— What is being asked —
Reproduce every one of the lines below word for word.

[Element position data]
◇ ◇ ◇

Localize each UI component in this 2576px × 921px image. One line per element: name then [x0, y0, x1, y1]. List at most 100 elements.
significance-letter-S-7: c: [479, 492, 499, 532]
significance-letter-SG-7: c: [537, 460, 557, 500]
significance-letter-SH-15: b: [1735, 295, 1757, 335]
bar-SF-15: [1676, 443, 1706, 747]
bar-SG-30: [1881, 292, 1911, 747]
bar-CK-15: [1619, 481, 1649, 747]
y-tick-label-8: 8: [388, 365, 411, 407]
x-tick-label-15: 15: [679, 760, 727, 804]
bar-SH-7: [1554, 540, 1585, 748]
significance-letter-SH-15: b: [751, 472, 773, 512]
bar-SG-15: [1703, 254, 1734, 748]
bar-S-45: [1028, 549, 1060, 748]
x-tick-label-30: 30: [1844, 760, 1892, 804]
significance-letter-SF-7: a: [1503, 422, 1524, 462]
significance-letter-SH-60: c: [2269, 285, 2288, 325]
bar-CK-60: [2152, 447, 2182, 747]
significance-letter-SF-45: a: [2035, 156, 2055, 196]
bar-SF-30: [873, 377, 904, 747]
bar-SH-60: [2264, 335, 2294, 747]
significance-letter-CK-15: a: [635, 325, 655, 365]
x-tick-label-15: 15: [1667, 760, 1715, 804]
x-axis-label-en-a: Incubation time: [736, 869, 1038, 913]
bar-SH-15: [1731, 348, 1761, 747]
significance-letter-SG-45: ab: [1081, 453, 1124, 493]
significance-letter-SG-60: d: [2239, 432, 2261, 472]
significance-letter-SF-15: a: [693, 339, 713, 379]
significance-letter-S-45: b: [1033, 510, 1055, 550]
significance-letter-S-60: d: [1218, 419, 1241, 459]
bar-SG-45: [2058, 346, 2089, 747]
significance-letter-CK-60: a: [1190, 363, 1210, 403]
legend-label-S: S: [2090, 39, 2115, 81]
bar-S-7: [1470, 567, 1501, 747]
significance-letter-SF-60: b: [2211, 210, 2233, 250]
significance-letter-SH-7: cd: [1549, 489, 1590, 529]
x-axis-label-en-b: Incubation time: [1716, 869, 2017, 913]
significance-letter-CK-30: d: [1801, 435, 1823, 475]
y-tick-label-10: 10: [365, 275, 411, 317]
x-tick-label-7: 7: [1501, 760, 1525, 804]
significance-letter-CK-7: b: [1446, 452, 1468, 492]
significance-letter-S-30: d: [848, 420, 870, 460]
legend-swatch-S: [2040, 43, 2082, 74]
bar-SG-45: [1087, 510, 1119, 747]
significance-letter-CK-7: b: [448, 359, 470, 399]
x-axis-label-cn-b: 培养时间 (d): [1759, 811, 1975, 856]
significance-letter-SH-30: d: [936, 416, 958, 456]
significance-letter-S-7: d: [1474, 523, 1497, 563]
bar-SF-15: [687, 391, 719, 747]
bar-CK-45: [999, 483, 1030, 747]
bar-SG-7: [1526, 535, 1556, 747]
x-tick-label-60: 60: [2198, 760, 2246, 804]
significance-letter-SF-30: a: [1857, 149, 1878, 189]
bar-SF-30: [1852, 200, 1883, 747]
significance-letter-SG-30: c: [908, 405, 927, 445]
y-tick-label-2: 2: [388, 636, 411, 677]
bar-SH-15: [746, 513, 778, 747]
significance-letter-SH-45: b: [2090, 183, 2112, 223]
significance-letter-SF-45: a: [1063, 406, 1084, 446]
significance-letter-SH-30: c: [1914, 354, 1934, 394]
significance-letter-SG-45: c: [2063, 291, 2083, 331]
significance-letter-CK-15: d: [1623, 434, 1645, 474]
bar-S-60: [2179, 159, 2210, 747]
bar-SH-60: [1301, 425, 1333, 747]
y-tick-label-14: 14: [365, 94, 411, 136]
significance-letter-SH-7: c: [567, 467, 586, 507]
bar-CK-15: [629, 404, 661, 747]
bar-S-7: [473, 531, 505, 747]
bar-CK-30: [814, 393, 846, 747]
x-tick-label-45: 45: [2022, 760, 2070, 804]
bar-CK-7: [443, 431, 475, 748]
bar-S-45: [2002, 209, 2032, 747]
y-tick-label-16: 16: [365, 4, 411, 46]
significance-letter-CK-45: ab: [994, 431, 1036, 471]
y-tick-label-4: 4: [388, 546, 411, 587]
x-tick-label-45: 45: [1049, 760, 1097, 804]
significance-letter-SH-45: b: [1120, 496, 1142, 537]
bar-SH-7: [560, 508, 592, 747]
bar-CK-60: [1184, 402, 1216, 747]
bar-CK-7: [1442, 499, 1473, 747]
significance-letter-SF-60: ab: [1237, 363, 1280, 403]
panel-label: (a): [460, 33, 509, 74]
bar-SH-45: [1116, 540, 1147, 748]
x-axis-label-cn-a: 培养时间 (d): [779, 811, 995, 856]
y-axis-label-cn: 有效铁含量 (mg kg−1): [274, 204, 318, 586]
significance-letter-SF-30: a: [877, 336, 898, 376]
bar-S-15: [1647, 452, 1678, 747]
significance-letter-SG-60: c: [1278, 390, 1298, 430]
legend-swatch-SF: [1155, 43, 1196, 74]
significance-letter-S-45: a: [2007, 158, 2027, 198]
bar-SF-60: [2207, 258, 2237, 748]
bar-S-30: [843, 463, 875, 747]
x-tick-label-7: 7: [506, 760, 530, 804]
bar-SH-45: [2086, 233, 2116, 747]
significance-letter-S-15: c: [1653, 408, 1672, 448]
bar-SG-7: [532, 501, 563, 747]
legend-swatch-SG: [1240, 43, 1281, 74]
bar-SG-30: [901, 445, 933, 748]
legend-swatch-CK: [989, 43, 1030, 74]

◇ ◇ ◇

— Exercise result —
Localize each UI component in this 2576px × 921px image. One line per element: name then [x0, y0, x1, y1]. List at most 100 elements.
significance-letter-S-7: c: [479, 492, 499, 532]
significance-letter-SG-7: c: [537, 460, 557, 500]
significance-letter-SH-15: b: [1735, 295, 1757, 335]
bar-SF-15: [1676, 443, 1706, 747]
bar-SG-30: [1881, 292, 1911, 747]
bar-CK-15: [1619, 481, 1649, 747]
y-tick-label-8: 8: [388, 365, 411, 407]
x-tick-label-15: 15: [679, 760, 727, 804]
bar-SH-7: [1554, 540, 1585, 748]
significance-letter-SH-15: b: [751, 472, 773, 512]
bar-SG-15: [1703, 254, 1734, 748]
bar-S-45: [1028, 549, 1060, 748]
x-tick-label-30: 30: [1844, 760, 1892, 804]
significance-letter-SF-7: a: [1503, 422, 1524, 462]
significance-letter-SH-60: c: [2269, 285, 2288, 325]
bar-CK-60: [2152, 447, 2182, 747]
significance-letter-SF-45: a: [2035, 156, 2055, 196]
bar-SF-30: [873, 377, 904, 747]
bar-SH-60: [2264, 335, 2294, 747]
significance-letter-CK-15: a: [635, 325, 655, 365]
x-tick-label-15: 15: [1667, 760, 1715, 804]
x-axis-label-en-a: Incubation time: [736, 869, 1038, 913]
bar-SH-15: [1731, 348, 1761, 747]
significance-letter-SG-45: ab: [1081, 453, 1124, 493]
significance-letter-SG-60: d: [2239, 432, 2261, 472]
significance-letter-SF-15: a: [693, 339, 713, 379]
significance-letter-S-45: b: [1033, 510, 1055, 550]
significance-letter-S-60: d: [1218, 419, 1241, 459]
bar-SG-45: [2058, 346, 2089, 747]
significance-letter-CK-60: a: [1190, 363, 1210, 403]
legend-label-S: S: [2090, 39, 2115, 81]
bar-S-7: [1470, 567, 1501, 747]
significance-letter-SF-60: b: [2211, 210, 2233, 250]
significance-letter-SH-7: cd: [1549, 489, 1590, 529]
x-axis-label-en-b: Incubation time: [1716, 869, 2017, 913]
significance-letter-CK-30: d: [1801, 435, 1823, 475]
y-tick-label-10: 10: [365, 275, 411, 317]
x-tick-label-7: 7: [1501, 760, 1525, 804]
significance-letter-CK-7: b: [1446, 452, 1468, 492]
significance-letter-S-30: d: [848, 420, 870, 460]
legend-swatch-S: [2040, 43, 2082, 74]
bar-SG-45: [1087, 510, 1119, 747]
significance-letter-CK-7: b: [448, 359, 470, 399]
x-axis-label-cn-b: 培养时间 (d): [1759, 811, 1975, 856]
significance-letter-SH-30: d: [936, 416, 958, 456]
significance-letter-S-7: d: [1474, 523, 1497, 563]
bar-SF-15: [687, 391, 719, 747]
bar-CK-45: [999, 483, 1030, 747]
bar-SG-7: [1526, 535, 1556, 747]
x-tick-label-60: 60: [2198, 760, 2246, 804]
significance-letter-SF-30: a: [1857, 149, 1878, 189]
bar-SF-30: [1852, 200, 1883, 747]
significance-letter-SG-30: c: [908, 405, 927, 445]
y-tick-label-2: 2: [388, 636, 411, 677]
bar-SH-15: [746, 513, 778, 747]
significance-letter-SH-45: b: [2090, 183, 2112, 223]
significance-letter-SF-45: a: [1063, 406, 1084, 446]
significance-letter-SH-30: c: [1914, 354, 1934, 394]
significance-letter-SG-45: c: [2063, 291, 2083, 331]
significance-letter-CK-15: d: [1623, 434, 1645, 474]
bar-S-60: [2179, 159, 2210, 747]
bar-SH-60: [1301, 425, 1333, 747]
y-tick-label-14: 14: [365, 94, 411, 136]
significance-letter-SH-7: c: [567, 467, 586, 507]
bar-CK-15: [629, 404, 661, 747]
bar-S-7: [473, 531, 505, 747]
bar-CK-30: [814, 393, 846, 747]
x-tick-label-45: 45: [2022, 760, 2070, 804]
bar-CK-7: [443, 431, 475, 748]
bar-S-45: [2002, 209, 2032, 747]
y-tick-label-16: 16: [365, 4, 411, 46]
significance-letter-CK-45: ab: [994, 431, 1036, 471]
y-tick-label-4: 4: [388, 546, 411, 587]
x-tick-label-45: 45: [1049, 760, 1097, 804]
significance-letter-SH-45: b: [1120, 496, 1142, 537]
bar-SH-7: [560, 508, 592, 747]
bar-CK-60: [1184, 402, 1216, 747]
bar-CK-7: [1442, 499, 1473, 747]
significance-letter-SF-60: ab: [1237, 363, 1280, 403]
panel-label: (a): [460, 33, 509, 74]
bar-SH-45: [1116, 540, 1147, 748]
x-axis-label-cn-a: 培养时间 (d): [779, 811, 995, 856]
y-axis-label-cn: 有效铁含量 (mg kg−1): [274, 204, 318, 586]
significance-letter-SF-30: a: [877, 336, 898, 376]
bar-S-15: [1647, 452, 1678, 747]
significance-letter-SG-60: c: [1278, 390, 1298, 430]
legend-swatch-SF: [1155, 43, 1196, 74]
significance-letter-S-45: a: [2007, 158, 2027, 198]
bar-SF-60: [2207, 258, 2237, 748]
bar-S-30: [843, 463, 875, 747]
x-tick-label-7: 7: [506, 760, 530, 804]
bar-SH-45: [2086, 233, 2116, 747]
significance-letter-S-15: c: [1653, 408, 1672, 448]
bar-SG-7: [532, 501, 563, 747]
legend-swatch-SG: [1240, 43, 1281, 74]
bar-SG-30: [901, 445, 933, 748]
legend-swatch-CK: [989, 43, 1030, 74]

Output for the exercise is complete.